[Supplied material]
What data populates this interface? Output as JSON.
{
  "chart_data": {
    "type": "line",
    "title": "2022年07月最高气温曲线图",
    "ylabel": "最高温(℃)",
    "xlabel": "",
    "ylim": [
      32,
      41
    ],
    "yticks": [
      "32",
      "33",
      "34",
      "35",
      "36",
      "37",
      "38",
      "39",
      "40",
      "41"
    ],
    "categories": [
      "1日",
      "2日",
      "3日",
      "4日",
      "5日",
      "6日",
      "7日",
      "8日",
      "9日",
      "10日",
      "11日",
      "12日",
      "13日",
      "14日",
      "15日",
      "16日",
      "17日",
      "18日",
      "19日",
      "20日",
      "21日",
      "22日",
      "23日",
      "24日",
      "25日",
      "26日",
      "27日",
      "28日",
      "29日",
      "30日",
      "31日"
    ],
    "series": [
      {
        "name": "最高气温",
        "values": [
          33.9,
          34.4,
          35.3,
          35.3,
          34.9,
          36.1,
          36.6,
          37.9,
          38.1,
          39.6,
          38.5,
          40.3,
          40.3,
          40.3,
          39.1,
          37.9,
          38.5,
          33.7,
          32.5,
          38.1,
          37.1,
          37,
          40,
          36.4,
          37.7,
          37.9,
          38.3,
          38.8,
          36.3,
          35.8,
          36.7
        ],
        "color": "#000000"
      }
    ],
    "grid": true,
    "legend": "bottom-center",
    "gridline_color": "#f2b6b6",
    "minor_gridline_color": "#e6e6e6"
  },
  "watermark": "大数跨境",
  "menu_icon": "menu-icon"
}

[Problem to solve]
Restate the whole listing exactly.

[Solved exercise]
What data populates this interface? Output as JSON.
{
  "chart_data": {
    "type": "line",
    "title": "2022年07月最高气温曲线图",
    "ylabel": "最高温(℃)",
    "xlabel": "",
    "ylim": [
      32,
      41
    ],
    "yticks": [
      "32",
      "33",
      "34",
      "35",
      "36",
      "37",
      "38",
      "39",
      "40",
      "41"
    ],
    "categories": [
      "1日",
      "2日",
      "3日",
      "4日",
      "5日",
      "6日",
      "7日",
      "8日",
      "9日",
      "10日",
      "11日",
      "12日",
      "13日",
      "14日",
      "15日",
      "16日",
      "17日",
      "18日",
      "19日",
      "20日",
      "21日",
      "22日",
      "23日",
      "24日",
      "25日",
      "26日",
      "27日",
      "28日",
      "29日",
      "30日",
      "31日"
    ],
    "series": [
      {
        "name": "最高气温",
        "values": [
          33.9,
          34.4,
          35.3,
          35.3,
          34.9,
          36.1,
          36.6,
          37.9,
          38.1,
          39.6,
          38.5,
          40.3,
          40.3,
          40.3,
          39.1,
          37.9,
          38.5,
          33.7,
          32.5,
          38.1,
          37.1,
          37,
          40,
          36.4,
          37.7,
          37.9,
          38.3,
          38.8,
          36.3,
          35.8,
          36.7
        ],
        "color": "#000000"
      }
    ],
    "grid": true,
    "legend": "bottom-center",
    "gridline_color": "#f2b6b6",
    "minor_gridline_color": "#e6e6e6"
  },
  "watermark": "大数跨境",
  "menu_icon": "menu-icon"
}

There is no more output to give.